What is expected: Pictures should be excluded; otherwise, copy every entry exactly.

Data records:
>> begin

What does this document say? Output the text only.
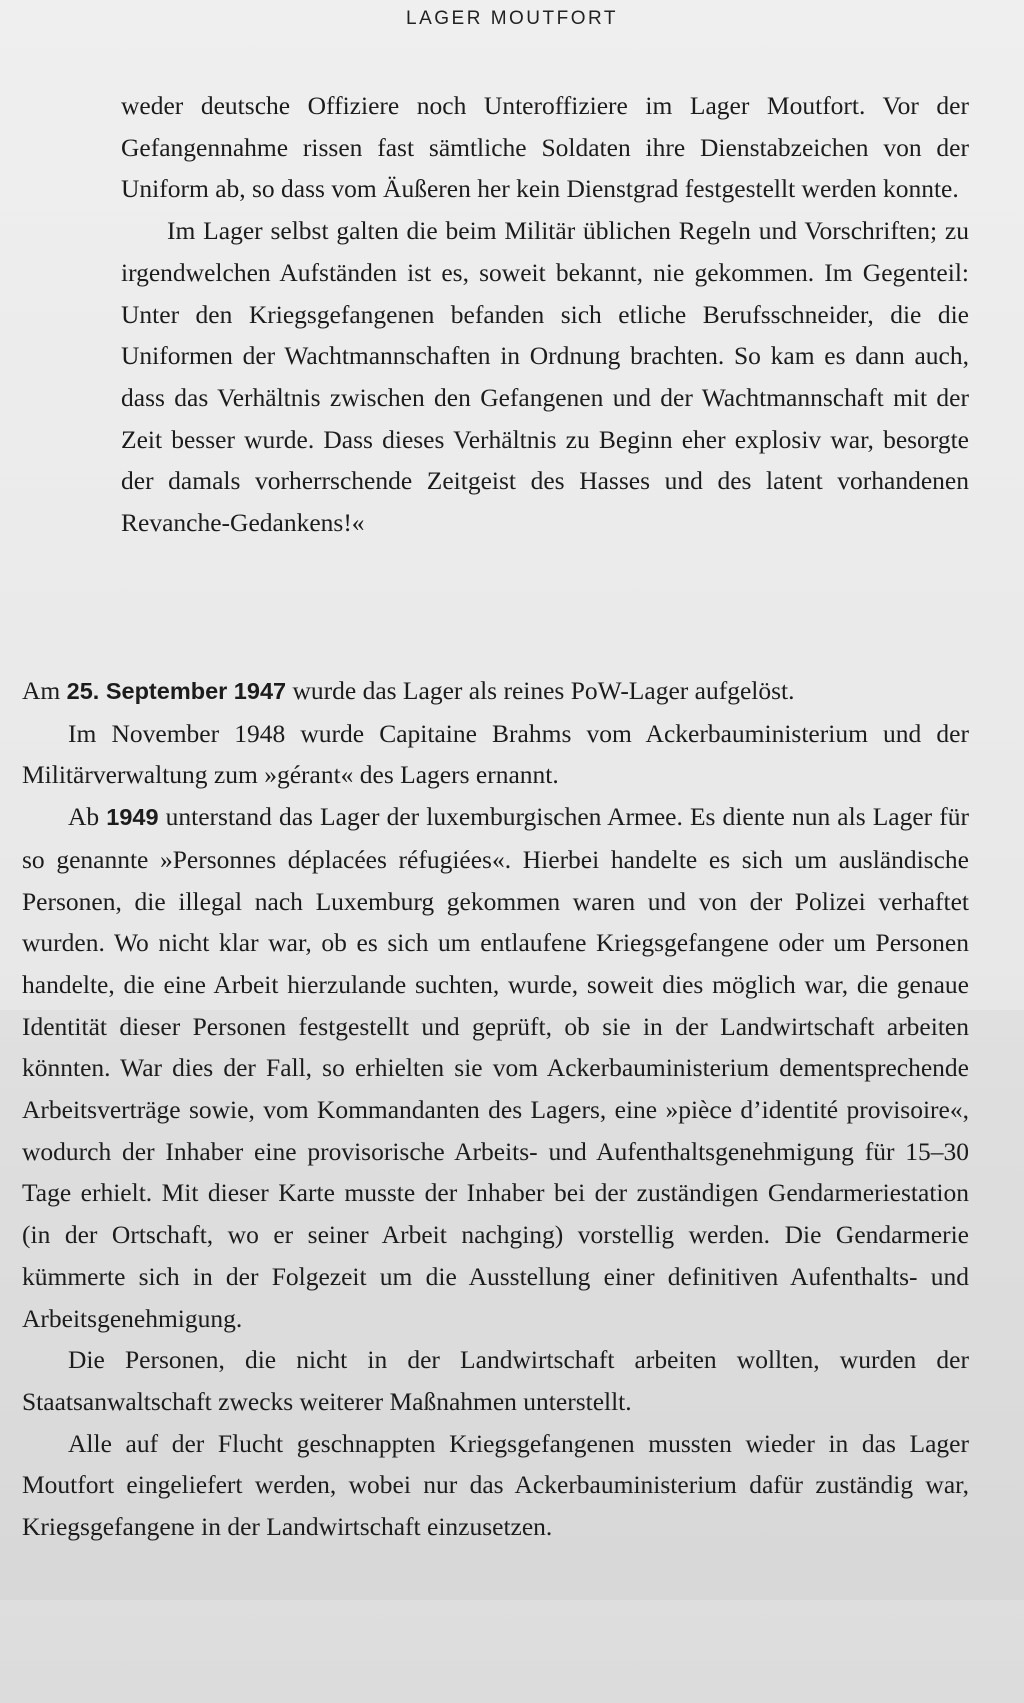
LAGER MOUTFORT

weder deutsche Offiziere noch Unteroffiziere im Lager Moutfort. Vor der Gefangennahme rissen fast sämtliche Soldaten ihre Dienstabzeichen von der Uniform ab, so dass vom Äußeren her kein Dienstgrad festgestellt werden konnte.

Im Lager selbst galten die beim Militär üblichen Regeln und Vorschriften; zu irgendwelchen Aufständen ist es, soweit bekannt, nie gekommen. Im Gegenteil: Unter den Kriegsgefangenen befanden sich etliche Berufsschneider, die die Uniformen der Wachtmannschaften in Ordnung brachten. So kam es dann auch, dass das Verhältnis zwischen den Gefangenen und der Wachtmannschaft mit der Zeit besser wurde. Dass dieses Verhältnis zu Beginn eher explosiv war, besorgte der damals vorherrschende Zeitgeist des Hasses und des latent vorhandenen Revanche-Gedankens!«

Am 25. September 1947 wurde das Lager als reines PoW-Lager aufgelöst.

Im November 1948 wurde Capitaine Brahms vom Ackerbauministerium und der Militärverwaltung zum »gérant« des Lagers ernannt.

Ab 1949 unterstand das Lager der luxemburgischen Armee. Es diente nun als Lager für so genannte »Personnes déplacées réfugiées«. Hierbei handelte es sich um ausländische Personen, die illegal nach Luxemburg gekommen waren und von der Polizei verhaftet wurden. Wo nicht klar war, ob es sich um entlaufene Kriegsgefangene oder um Personen handelte, die eine Arbeit hierzulande suchten, wurde, soweit dies möglich war, die genaue Identität dieser Personen festgestellt und geprüft, ob sie in der Landwirtschaft arbeiten könnten. War dies der Fall, so erhielten sie vom Ackerbauministerium dementsprechende Arbeitsverträge sowie, vom Kommandanten des Lagers, eine »pièce d’identité provisoire«, wodurch der Inhaber eine provisorische Arbeits- und Aufenthaltsgenehmigung für 15–30 Tage erhielt. Mit dieser Karte musste der Inhaber bei der zuständigen Gendarmeriestation (in der Ortschaft, wo er seiner Arbeit nachging) vorstellig werden. Die Gendarmerie kümmerte sich in der Folgezeit um die Ausstellung einer definitiven Aufenthalts- und Arbeitsgenehmigung.

Die Personen, die nicht in der Landwirtschaft arbeiten wollten, wurden der Staatsanwaltschaft zwecks weiterer Maßnahmen unterstellt.

Alle auf der Flucht geschnappten Kriegsgefangenen mussten wieder in das Lager Moutfort eingeliefert werden, wobei nur das Ackerbauministerium dafür zuständig war, Kriegsgefangene in der Landwirtschaft einzusetzen.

>> end

Response to the task:
What does this document say? Output the text only.
LAGER MOUTFORT

weder deutsche Offiziere noch Unteroffiziere im Lager Moutfort. Vor der Gefangennahme rissen fast sämtliche Soldaten ihre Dienstabzeichen von der Uniform ab, so dass vom Äußeren her kein Dienstgrad festgestellt werden konnte.

Im Lager selbst galten die beim Militär üblichen Regeln und Vorschriften; zu irgendwelchen Aufständen ist es, soweit bekannt, nie gekommen. Im Gegenteil: Unter den Kriegsgefangenen befanden sich etliche Berufsschneider, die die Uniformen der Wachtmannschaften in Ordnung brachten. So kam es dann auch, dass das Verhältnis zwischen den Gefangenen und der Wachtmannschaft mit der Zeit besser wurde. Dass dieses Verhältnis zu Beginn eher explosiv war, besorgte der damals vorherrschende Zeitgeist des Hasses und des latent vorhandenen Revanche-Gedankens!«

Am 25. September 1947 wurde das Lager als reines PoW-Lager aufgelöst.

Im November 1948 wurde Capitaine Brahms vom Ackerbauministerium und der Militärverwaltung zum »gérant« des Lagers ernannt.

Ab 1949 unterstand das Lager der luxemburgischen Armee. Es diente nun als Lager für so genannte »Personnes déplacées réfugiées«. Hierbei handelte es sich um ausländische Personen, die illegal nach Luxemburg gekommen waren und von der Polizei verhaftet wurden. Wo nicht klar war, ob es sich um entlaufene Kriegsgefangene oder um Personen handelte, die eine Arbeit hierzulande suchten, wurde, soweit dies möglich war, die genaue Identität dieser Personen festgestellt und geprüft, ob sie in der Landwirtschaft arbeiten könnten. War dies der Fall, so erhielten sie vom Ackerbauministerium dementsprechende Arbeitsverträge sowie, vom Kommandanten des Lagers, eine »pièce d’identité provisoire«, wodurch der Inhaber eine provisorische Arbeits- und Aufenthaltsgenehmigung für 15–30 Tage erhielt. Mit dieser Karte musste der Inhaber bei der zuständigen Gendarmeriestation (in der Ortschaft, wo er seiner Arbeit nachging) vorstellig werden. Die Gendarmerie kümmerte sich in der Folgezeit um die Ausstellung einer definitiven Aufenthalts- und Arbeitsgenehmigung.

Die Personen, die nicht in der Landwirtschaft arbeiten wollten, wurden der Staatsanwaltschaft zwecks weiterer Maßnahmen unterstellt.

Alle auf der Flucht geschnappten Kriegsgefangenen mussten wieder in das Lager Moutfort eingeliefert werden, wobei nur das Ackerbauministerium dafür zuständig war, Kriegsgefangene in der Landwirtschaft einzusetzen.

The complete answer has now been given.